DATA EXTRACT:
------------------------------------
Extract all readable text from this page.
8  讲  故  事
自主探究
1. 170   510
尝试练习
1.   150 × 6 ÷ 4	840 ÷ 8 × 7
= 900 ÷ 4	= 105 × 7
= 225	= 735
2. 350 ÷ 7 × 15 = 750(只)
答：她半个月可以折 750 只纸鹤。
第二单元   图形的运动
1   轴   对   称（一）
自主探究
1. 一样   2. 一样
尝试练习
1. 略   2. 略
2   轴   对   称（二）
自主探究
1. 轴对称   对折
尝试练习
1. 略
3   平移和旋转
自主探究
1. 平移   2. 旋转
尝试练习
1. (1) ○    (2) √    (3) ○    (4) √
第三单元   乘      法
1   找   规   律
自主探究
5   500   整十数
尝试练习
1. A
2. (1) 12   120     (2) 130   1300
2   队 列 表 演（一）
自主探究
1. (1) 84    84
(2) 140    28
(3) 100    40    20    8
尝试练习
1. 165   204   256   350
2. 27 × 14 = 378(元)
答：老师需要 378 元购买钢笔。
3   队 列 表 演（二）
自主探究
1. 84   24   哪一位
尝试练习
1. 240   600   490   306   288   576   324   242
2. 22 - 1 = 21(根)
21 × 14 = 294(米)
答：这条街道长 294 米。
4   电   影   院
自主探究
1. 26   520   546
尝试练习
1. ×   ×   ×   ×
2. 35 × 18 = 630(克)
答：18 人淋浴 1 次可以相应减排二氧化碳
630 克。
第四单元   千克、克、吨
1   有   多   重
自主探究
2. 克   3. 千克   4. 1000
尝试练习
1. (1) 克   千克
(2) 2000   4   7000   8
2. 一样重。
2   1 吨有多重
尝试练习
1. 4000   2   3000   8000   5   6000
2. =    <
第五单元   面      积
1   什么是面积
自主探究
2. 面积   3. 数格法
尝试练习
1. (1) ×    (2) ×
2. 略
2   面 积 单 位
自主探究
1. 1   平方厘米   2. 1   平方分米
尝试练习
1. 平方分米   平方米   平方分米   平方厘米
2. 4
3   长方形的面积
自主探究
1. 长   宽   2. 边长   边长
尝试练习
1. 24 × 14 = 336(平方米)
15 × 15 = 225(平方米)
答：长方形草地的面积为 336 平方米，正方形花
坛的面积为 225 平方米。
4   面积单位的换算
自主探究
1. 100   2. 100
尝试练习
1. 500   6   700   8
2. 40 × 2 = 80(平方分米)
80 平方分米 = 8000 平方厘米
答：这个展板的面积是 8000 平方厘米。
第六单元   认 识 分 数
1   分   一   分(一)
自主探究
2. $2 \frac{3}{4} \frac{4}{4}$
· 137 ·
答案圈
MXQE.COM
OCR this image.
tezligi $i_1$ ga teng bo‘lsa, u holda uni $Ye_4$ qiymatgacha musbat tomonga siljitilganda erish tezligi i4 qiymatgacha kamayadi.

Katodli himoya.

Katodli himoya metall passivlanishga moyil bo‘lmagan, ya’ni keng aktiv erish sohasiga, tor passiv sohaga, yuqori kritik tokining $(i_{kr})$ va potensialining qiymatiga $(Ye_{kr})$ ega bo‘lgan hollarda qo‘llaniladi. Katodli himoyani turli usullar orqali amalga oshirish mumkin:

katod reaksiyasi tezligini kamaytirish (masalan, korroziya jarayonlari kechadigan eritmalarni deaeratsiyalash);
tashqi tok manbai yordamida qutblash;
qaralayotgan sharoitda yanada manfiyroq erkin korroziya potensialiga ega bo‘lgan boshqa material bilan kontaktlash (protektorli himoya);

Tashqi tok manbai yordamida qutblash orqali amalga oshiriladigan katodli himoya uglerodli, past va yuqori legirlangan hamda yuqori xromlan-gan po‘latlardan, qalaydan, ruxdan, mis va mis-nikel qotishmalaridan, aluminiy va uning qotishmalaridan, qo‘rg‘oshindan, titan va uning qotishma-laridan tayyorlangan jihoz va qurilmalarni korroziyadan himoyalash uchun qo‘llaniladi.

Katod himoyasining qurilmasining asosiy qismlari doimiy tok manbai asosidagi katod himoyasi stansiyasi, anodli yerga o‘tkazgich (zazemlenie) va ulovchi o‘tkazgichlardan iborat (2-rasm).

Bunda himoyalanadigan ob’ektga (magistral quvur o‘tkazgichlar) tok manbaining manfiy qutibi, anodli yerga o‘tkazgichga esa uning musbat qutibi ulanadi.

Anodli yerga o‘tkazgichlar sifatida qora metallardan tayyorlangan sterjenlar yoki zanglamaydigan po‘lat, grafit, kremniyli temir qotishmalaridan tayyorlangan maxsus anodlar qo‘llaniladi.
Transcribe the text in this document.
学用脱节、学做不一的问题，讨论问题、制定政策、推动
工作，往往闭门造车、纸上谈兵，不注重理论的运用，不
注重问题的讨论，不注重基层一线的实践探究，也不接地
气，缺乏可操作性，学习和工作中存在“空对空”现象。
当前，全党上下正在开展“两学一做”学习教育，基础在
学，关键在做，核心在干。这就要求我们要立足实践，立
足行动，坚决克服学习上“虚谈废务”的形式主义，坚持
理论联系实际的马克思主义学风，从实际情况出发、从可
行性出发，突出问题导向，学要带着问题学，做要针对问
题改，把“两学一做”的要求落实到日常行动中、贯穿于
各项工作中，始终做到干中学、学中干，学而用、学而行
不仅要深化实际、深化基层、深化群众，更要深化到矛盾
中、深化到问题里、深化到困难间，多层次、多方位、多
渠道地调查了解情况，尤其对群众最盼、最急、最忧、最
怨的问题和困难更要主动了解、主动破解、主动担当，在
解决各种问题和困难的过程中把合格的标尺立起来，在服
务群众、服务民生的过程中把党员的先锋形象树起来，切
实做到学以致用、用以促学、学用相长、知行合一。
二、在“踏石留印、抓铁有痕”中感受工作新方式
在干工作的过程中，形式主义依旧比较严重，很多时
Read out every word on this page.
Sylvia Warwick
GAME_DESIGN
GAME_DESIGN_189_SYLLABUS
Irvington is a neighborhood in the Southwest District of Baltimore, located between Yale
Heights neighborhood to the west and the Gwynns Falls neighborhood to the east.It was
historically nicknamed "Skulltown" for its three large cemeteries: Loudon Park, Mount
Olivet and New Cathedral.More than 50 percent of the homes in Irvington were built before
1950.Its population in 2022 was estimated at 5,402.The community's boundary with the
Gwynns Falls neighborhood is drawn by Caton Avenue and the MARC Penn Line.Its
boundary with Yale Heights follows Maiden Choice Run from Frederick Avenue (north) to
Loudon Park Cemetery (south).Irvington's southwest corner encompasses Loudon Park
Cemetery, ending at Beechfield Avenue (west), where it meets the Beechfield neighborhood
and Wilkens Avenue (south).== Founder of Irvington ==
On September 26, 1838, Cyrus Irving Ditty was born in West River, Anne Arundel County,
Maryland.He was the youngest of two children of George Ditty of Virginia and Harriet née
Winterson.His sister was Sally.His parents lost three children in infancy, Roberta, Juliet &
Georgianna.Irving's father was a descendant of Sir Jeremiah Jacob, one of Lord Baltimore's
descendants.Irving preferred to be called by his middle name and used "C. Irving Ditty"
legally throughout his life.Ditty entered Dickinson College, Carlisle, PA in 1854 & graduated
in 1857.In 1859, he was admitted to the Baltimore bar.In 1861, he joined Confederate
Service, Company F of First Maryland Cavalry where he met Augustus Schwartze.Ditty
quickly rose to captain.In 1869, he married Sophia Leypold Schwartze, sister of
------------------------------------
WRITTEN TASK: Copy each entry exactly, with nothing added or dropped.

COMPLETED EXERCISE:
Extract all readable text from this page.
8  讲  故  事
自主探究
1. 170   510
尝试练习
1.   150 × 6 ÷ 4	840 ÷ 8 × 7
= 900 ÷ 4	= 105 × 7
= 225	= 735
2. 350 ÷ 7 × 15 = 750(只)
答：她半个月可以折 750 只纸鹤。
第二单元   图形的运动
1   轴   对   称（一）
自主探究
1. 一样   2. 一样
尝试练习
1. 略   2. 略
2   轴   对   称（二）
自主探究
1. 轴对称   对折
尝试练习
1. 略
3   平移和旋转
自主探究
1. 平移   2. 旋转
尝试练习
1. (1) ○    (2) √    (3) ○    (4) √
第三单元   乘      法
1   找   规   律
自主探究
5   500   整十数
尝试练习
1. A
2. (1) 12   120     (2) 130   1300
2   队 列 表 演（一）
自主探究
1. (1) 84    84
(2) 140    28
(3) 100    40    20    8
尝试练习
1. 165   204   256   350
2. 27 × 14 = 378(元)
答：老师需要 378 元购买钢笔。
3   队 列 表 演（二）
自主探究
1. 84   24   哪一位
尝试练习
1. 240   600   490   306   288   576   324   242
2. 22 - 1 = 21(根)
21 × 14 = 294(米)
答：这条街道长 294 米。
4   电   影   院
自主探究
1. 26   520   546
尝试练习
1. ×   ×   ×   ×
2. 35 × 18 = 630(克)
答：18 人淋浴 1 次可以相应减排二氧化碳
630 克。
第四单元   千克、克、吨
1   有   多   重
自主探究
2. 克   3. 千克   4. 1000
尝试练习
1. (1) 克   千克
(2) 2000   4   7000   8
2. 一样重。
2   1 吨有多重
尝试练习
1. 4000   2   3000   8000   5   6000
2. =    <
第五单元   面      积
1   什么是面积
自主探究
2. 面积   3. 数格法
尝试练习
1. (1) ×    (2) ×
2. 略
2   面 积 单 位
自主探究
1. 1   平方厘米   2. 1   平方分米
尝试练习
1. 平方分米   平方米   平方分米   平方厘米
2. 4
3   长方形的面积
自主探究
1. 长   宽   2. 边长   边长
尝试练习
1. 24 × 14 = 336(平方米)
15 × 15 = 225(平方米)
答：长方形草地的面积为 336 平方米，正方形花
坛的面积为 225 平方米。
4   面积单位的换算
自主探究
1. 100   2. 100
尝试练习
1. 500   6   700   8
2. 40 × 2 = 80(平方分米)
80 平方分米 = 8000 平方厘米
答：这个展板的面积是 8000 平方厘米。
第六单元   认 识 分 数
1   分   一   分(一)
自主探究
2. $2 \frac{3}{4} \frac{4}{4}$
· 137 ·
答案圈
MXQE.COM
OCR this image.
tezligi $i_1$ ga teng bo‘lsa, u holda uni $Ye_4$ qiymatgacha musbat tomonga siljitilganda erish tezligi i4 qiymatgacha kamayadi.

Katodli himoya.

Katodli himoya metall passivlanishga moyil bo‘lmagan, ya’ni keng aktiv erish sohasiga, tor passiv sohaga, yuqori kritik tokining $(i_{kr})$ va potensialining qiymatiga $(Ye_{kr})$ ega bo‘lgan hollarda qo‘llaniladi. Katodli himoyani turli usullar orqali amalga oshirish mumkin:

katod reaksiyasi tezligini kamaytirish (masalan, korroziya jarayonlari kechadigan eritmalarni deaeratsiyalash);
tashqi tok manbai yordamida qutblash;
qaralayotgan sharoitda yanada manfiyroq erkin korroziya potensialiga ega bo‘lgan boshqa material bilan kontaktlash (protektorli himoya);

Tashqi tok manbai yordamida qutblash orqali amalga oshiriladigan katodli himoya uglerodli, past va yuqori legirlangan hamda yuqori xromlan-gan po‘latlardan, qalaydan, ruxdan, mis va mis-nikel qotishmalaridan, aluminiy va uning qotishmalaridan, qo‘rg‘oshindan, titan va uning qotishma-laridan tayyorlangan jihoz va qurilmalarni korroziyadan himoyalash uchun qo‘llaniladi.

Katod himoyasining qurilmasining asosiy qismlari doimiy tok manbai asosidagi katod himoyasi stansiyasi, anodli yerga o‘tkazgich (zazemlenie) va ulovchi o‘tkazgichlardan iborat (2-rasm).

Bunda himoyalanadigan ob’ektga (magistral quvur o‘tkazgichlar) tok manbaining manfiy qutibi, anodli yerga o‘tkazgichga esa uning musbat qutibi ulanadi.

Anodli yerga o‘tkazgichlar sifatida qora metallardan tayyorlangan sterjenlar yoki zanglamaydigan po‘lat, grafit, kremniyli temir qotishmalaridan tayyorlangan maxsus anodlar qo‘llaniladi.
Transcribe the text in this document.
学用脱节、学做不一的问题，讨论问题、制定政策、推动
工作，往往闭门造车、纸上谈兵，不注重理论的运用，不
注重问题的讨论，不注重基层一线的实践探究，也不接地
气，缺乏可操作性，学习和工作中存在“空对空”现象。
当前，全党上下正在开展“两学一做”学习教育，基础在
学，关键在做，核心在干。这就要求我们要立足实践，立
足行动，坚决克服学习上“虚谈废务”的形式主义，坚持
理论联系实际的马克思主义学风，从实际情况出发、从可
行性出发，突出问题导向，学要带着问题学，做要针对问
题改，把“两学一做”的要求落实到日常行动中、贯穿于
各项工作中，始终做到干中学、学中干，学而用、学而行
不仅要深化实际、深化基层、深化群众，更要深化到矛盾
中、深化到问题里、深化到困难间，多层次、多方位、多
渠道地调查了解情况，尤其对群众最盼、最急、最忧、最
怨的问题和困难更要主动了解、主动破解、主动担当，在
解决各种问题和困难的过程中把合格的标尺立起来，在服
务群众、服务民生的过程中把党员的先锋形象树起来，切
实做到学以致用、用以促学、学用相长、知行合一。
二、在“踏石留印、抓铁有痕”中感受工作新方式
在干工作的过程中，形式主义依旧比较严重，很多时
Read out every word on this page.
Sylvia Warwick
GAME_DESIGN
GAME_DESIGN_189_SYLLABUS
Irvington is a neighborhood in the Southwest District of Baltimore, located between Yale
Heights neighborhood to the west and the Gwynns Falls neighborhood to the east.It was
historically nicknamed "Skulltown" for its three large cemeteries: Loudon Park, Mount
Olivet and New Cathedral.More than 50 percent of the homes in Irvington were built before
1950.Its population in 2022 was estimated at 5,402.The community's boundary with the
Gwynns Falls neighborhood is drawn by Caton Avenue and the MARC Penn Line.Its
boundary with Yale Heights follows Maiden Choice Run from Frederick Avenue (north) to
Loudon Park Cemetery (south).Irvington's southwest corner encompasses Loudon Park
Cemetery, ending at Beechfield Avenue (west), where it meets the Beechfield neighborhood
and Wilkens Avenue (south).== Founder of Irvington ==
On September 26, 1838, Cyrus Irving Ditty was born in West River, Anne Arundel County,
Maryland.He was the youngest of two children of George Ditty of Virginia and Harriet née
Winterson.His sister was Sally.His parents lost three children in infancy, Roberta, Juliet &
Georgianna.Irving's father was a descendant of Sir Jeremiah Jacob, one of Lord Baltimore's
descendants.Irving preferred to be called by his middle name and used "C. Irving Ditty"
legally throughout his life.Ditty entered Dickinson College, Carlisle, PA in 1854 & graduated
in 1857.In 1859, he was admitted to the Baltimore bar.In 1861, he joined Confederate
Service, Company F of First Maryland Cavalry where he met Augustus Schwartze.Ditty
quickly rose to captain.In 1869, he married Sophia Leypold Schwartze, sister of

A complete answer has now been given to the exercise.